Entries with figure data
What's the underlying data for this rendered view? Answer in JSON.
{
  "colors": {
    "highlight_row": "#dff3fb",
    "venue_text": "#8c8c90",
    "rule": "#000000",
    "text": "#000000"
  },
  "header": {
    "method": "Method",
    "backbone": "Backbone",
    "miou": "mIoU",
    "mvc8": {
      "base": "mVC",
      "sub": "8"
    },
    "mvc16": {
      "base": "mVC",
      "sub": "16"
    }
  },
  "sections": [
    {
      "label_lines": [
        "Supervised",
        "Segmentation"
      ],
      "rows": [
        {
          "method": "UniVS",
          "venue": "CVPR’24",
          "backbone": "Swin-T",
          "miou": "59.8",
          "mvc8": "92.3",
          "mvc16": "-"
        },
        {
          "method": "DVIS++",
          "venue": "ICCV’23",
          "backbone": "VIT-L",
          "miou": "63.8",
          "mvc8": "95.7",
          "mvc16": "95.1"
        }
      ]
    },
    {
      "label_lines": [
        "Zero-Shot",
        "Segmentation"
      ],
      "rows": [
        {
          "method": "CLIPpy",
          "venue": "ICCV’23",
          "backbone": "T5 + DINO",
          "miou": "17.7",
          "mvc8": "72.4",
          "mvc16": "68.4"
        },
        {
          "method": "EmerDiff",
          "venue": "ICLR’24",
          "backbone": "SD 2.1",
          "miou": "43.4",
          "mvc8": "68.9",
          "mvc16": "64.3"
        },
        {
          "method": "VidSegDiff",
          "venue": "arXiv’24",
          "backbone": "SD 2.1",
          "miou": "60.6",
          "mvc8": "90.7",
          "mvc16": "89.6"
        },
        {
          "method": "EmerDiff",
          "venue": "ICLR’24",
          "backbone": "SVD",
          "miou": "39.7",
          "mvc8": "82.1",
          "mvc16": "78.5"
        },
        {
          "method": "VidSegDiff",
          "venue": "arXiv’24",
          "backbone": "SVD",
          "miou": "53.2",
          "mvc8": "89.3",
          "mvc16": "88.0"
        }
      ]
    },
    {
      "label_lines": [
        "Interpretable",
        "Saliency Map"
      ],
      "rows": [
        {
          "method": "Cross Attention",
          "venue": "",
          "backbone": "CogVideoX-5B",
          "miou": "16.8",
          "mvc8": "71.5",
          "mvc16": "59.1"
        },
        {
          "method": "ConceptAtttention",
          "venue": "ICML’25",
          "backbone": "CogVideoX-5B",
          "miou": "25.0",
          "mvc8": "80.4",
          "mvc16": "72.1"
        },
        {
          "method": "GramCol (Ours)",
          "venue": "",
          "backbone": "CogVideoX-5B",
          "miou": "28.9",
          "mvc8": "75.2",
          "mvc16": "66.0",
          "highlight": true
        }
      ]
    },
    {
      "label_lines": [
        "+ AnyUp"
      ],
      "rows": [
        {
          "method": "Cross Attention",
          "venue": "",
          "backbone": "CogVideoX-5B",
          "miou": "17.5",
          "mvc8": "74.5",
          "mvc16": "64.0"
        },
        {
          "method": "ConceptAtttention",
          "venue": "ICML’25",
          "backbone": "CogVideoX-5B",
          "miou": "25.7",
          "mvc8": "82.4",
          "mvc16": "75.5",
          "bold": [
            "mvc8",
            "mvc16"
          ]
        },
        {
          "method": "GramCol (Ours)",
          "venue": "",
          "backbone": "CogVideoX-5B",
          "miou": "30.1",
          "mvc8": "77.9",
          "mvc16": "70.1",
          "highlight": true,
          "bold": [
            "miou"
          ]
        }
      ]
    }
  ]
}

Set problem: Return the entries in full, keeping every line exactly as it is.

Written answer:
What's the underlying data for this rendered view? Answer in JSON.
{
  "colors": {
    "highlight_row": "#dff3fb",
    "venue_text": "#8c8c90",
    "rule": "#000000",
    "text": "#000000"
  },
  "header": {
    "method": "Method",
    "backbone": "Backbone",
    "miou": "mIoU",
    "mvc8": {
      "base": "mVC",
      "sub": "8"
    },
    "mvc16": {
      "base": "mVC",
      "sub": "16"
    }
  },
  "sections": [
    {
      "label_lines": [
        "Supervised",
        "Segmentation"
      ],
      "rows": [
        {
          "method": "UniVS",
          "venue": "CVPR’24",
          "backbone": "Swin-T",
          "miou": "59.8",
          "mvc8": "92.3",
          "mvc16": "-"
        },
        {
          "method": "DVIS++",
          "venue": "ICCV’23",
          "backbone": "VIT-L",
          "miou": "63.8",
          "mvc8": "95.7",
          "mvc16": "95.1"
        }
      ]
    },
    {
      "label_lines": [
        "Zero-Shot",
        "Segmentation"
      ],
      "rows": [
        {
          "method": "CLIPpy",
          "venue": "ICCV’23",
          "backbone": "T5 + DINO",
          "miou": "17.7",
          "mvc8": "72.4",
          "mvc16": "68.4"
        },
        {
          "method": "EmerDiff",
          "venue": "ICLR’24",
          "backbone": "SD 2.1",
          "miou": "43.4",
          "mvc8": "68.9",
          "mvc16": "64.3"
        },
        {
          "method": "VidSegDiff",
          "venue": "arXiv’24",
          "backbone": "SD 2.1",
          "miou": "60.6",
          "mvc8": "90.7",
          "mvc16": "89.6"
        },
        {
          "method": "EmerDiff",
          "venue": "ICLR’24",
          "backbone": "SVD",
          "miou": "39.7",
          "mvc8": "82.1",
          "mvc16": "78.5"
        },
        {
          "method": "VidSegDiff",
          "venue": "arXiv’24",
          "backbone": "SVD",
          "miou": "53.2",
          "mvc8": "89.3",
          "mvc16": "88.0"
        }
      ]
    },
    {
      "label_lines": [
        "Interpretable",
        "Saliency Map"
      ],
      "rows": [
        {
          "method": "Cross Attention",
          "venue": "",
          "backbone": "CogVideoX-5B",
          "miou": "16.8",
          "mvc8": "71.5",
          "mvc16": "59.1"
        },
        {
          "method": "ConceptAtttention",
          "venue": "ICML’25",
          "backbone": "CogVideoX-5B",
          "miou": "25.0",
          "mvc8": "80.4",
          "mvc16": "72.1"
        },
        {
          "method": "GramCol (Ours)",
          "venue": "",
          "backbone": "CogVideoX-5B",
          "miou": "28.9",
          "mvc8": "75.2",
          "mvc16": "66.0",
          "highlight": true
        }
      ]
    },
    {
      "label_lines": [
        "+ AnyUp"
      ],
      "rows": [
        {
          "method": "Cross Attention",
          "venue": "",
          "backbone": "CogVideoX-5B",
          "miou": "17.5",
          "mvc8": "74.5",
          "mvc16": "64.0"
        },
        {
          "method": "ConceptAtttention",
          "venue": "ICML’25",
          "backbone": "CogVideoX-5B",
          "miou": "25.7",
          "mvc8": "82.4",
          "mvc16": "75.5",
          "bold": [
            "mvc8",
            "mvc16"
          ]
        },
        {
          "method": "GramCol (Ours)",
          "venue": "",
          "backbone": "CogVideoX-5B",
          "miou": "30.1",
          "mvc8": "77.9",
          "mvc16": "70.1",
          "highlight": true,
          "bold": [
            "miou"
          ]
        }
      ]
    }
  ]
}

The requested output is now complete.